Exercise goal
Find and copy each line of the records where the string "pero" shows up.

:: Entries provided ::

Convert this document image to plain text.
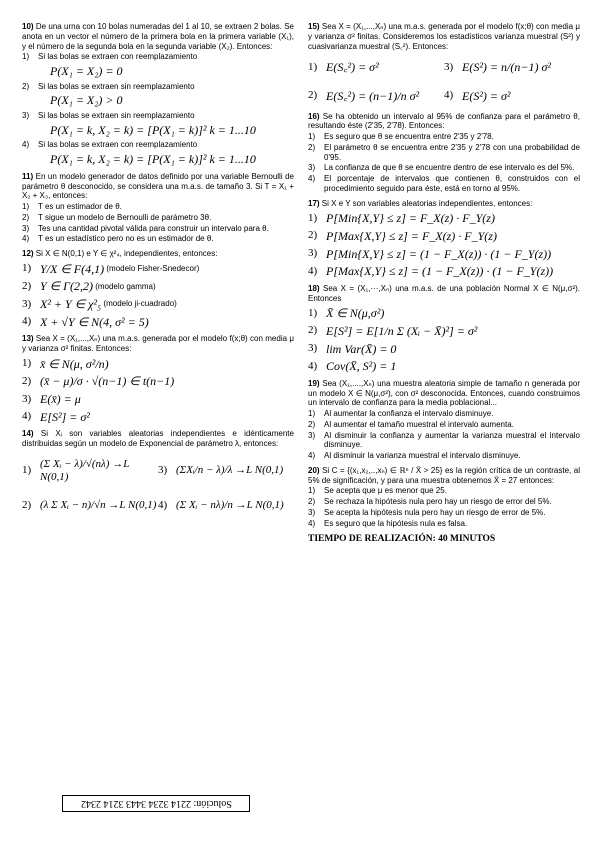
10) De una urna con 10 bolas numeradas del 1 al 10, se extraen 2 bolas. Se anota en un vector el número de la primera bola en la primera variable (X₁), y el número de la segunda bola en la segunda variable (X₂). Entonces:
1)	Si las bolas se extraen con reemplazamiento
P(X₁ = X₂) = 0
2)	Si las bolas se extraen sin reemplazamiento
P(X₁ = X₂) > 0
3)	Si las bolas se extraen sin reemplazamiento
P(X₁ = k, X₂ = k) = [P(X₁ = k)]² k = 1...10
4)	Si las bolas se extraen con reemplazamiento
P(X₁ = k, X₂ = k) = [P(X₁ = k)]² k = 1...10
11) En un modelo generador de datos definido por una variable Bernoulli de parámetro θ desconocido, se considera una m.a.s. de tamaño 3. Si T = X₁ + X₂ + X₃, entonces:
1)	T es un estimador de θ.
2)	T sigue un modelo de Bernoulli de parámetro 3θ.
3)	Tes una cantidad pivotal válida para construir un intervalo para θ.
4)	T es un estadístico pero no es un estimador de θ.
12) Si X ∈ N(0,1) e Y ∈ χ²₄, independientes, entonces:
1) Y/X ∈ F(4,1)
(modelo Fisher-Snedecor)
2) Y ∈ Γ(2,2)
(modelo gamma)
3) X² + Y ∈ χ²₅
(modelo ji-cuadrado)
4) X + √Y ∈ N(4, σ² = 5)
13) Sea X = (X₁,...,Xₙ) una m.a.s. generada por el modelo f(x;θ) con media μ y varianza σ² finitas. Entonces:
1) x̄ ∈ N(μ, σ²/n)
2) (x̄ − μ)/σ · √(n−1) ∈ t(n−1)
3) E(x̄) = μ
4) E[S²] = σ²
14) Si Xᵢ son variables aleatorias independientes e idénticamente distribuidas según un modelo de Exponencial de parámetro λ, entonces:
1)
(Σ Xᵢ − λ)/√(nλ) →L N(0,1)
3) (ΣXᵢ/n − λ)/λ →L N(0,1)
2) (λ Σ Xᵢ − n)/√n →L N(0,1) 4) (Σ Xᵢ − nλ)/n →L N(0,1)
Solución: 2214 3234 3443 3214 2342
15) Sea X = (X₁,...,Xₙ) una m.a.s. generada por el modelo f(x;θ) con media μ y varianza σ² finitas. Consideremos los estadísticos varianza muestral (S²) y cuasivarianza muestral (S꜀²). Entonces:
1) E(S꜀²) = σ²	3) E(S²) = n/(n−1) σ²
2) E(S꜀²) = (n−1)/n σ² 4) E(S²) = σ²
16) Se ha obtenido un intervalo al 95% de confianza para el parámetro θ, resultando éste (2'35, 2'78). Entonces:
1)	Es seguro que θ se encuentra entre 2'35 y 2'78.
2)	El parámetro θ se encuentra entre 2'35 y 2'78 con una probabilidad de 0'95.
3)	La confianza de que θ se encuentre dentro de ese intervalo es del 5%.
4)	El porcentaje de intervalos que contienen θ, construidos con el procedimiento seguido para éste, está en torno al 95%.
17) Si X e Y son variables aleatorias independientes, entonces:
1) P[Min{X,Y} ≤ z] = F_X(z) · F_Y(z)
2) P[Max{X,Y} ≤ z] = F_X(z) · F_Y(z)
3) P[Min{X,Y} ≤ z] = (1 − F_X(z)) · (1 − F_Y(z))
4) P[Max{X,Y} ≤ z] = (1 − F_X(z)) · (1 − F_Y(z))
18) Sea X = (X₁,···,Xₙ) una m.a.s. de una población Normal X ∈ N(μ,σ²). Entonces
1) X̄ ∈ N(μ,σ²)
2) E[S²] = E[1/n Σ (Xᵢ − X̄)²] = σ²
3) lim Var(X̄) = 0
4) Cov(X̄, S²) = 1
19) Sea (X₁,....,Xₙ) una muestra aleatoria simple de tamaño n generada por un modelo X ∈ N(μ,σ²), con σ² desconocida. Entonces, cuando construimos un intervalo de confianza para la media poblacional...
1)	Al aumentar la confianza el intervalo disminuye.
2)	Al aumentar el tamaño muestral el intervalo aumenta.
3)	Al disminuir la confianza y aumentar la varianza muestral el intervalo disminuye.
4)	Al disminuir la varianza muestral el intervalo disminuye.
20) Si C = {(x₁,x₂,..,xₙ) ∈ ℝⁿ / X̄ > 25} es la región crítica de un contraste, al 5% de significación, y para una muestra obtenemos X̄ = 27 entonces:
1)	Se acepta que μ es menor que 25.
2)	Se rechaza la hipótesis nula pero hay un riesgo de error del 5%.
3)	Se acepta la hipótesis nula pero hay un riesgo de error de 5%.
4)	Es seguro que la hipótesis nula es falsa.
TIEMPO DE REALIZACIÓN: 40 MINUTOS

:::

Completed task
4)	T es un estadístico pero no es un estimador de θ.
2)	Se rechaza la hipótesis nula pero hay un riesgo de error del 5%.
3)	Se acepta la hipótesis nula pero hay un riesgo de error de 5%.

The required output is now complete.